■ **To do**:
State how many lines in the listing below include the word "rest", and add nothing besides the number.

■ **Stored records**:
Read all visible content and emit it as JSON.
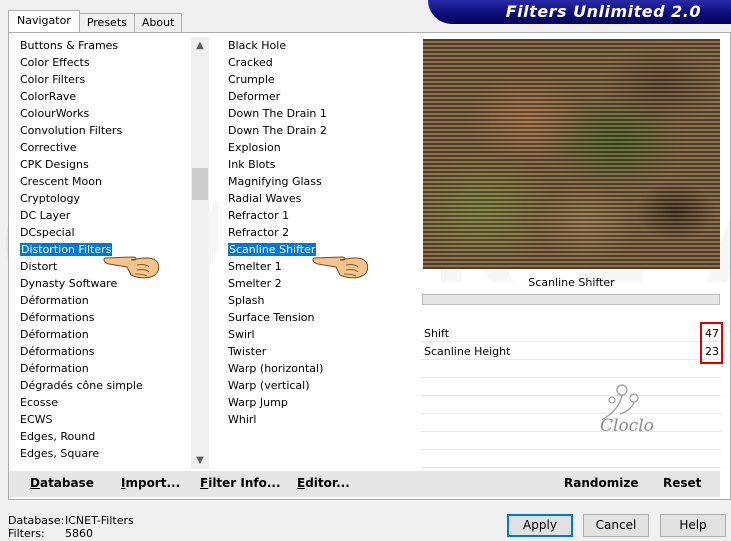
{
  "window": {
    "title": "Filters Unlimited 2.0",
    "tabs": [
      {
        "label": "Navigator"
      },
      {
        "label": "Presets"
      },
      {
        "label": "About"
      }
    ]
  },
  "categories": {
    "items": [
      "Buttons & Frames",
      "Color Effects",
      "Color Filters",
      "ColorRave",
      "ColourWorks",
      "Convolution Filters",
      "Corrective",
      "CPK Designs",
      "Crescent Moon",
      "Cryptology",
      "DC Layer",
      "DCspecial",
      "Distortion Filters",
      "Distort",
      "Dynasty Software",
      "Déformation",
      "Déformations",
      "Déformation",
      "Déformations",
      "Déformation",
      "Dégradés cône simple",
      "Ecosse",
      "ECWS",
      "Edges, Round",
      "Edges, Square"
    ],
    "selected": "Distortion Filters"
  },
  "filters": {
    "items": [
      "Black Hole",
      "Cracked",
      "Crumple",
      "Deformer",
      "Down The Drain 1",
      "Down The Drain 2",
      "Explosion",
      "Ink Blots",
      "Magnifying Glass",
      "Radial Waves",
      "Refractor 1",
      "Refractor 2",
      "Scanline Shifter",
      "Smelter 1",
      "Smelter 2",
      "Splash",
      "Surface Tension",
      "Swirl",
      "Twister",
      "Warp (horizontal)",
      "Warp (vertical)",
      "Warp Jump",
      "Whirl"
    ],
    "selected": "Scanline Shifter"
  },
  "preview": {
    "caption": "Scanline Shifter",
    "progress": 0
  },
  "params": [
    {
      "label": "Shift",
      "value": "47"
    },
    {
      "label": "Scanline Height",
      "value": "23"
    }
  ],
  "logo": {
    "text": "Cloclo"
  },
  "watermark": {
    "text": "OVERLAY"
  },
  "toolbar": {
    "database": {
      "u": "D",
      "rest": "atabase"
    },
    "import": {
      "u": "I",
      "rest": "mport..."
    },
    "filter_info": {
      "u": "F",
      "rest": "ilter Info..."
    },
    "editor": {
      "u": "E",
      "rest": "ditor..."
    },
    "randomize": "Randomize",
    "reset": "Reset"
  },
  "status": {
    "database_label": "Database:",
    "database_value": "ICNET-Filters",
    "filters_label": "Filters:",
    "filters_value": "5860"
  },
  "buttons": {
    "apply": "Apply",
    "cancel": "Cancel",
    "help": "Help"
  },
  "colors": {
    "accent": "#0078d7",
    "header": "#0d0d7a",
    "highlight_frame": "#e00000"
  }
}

■ **Answer**:
4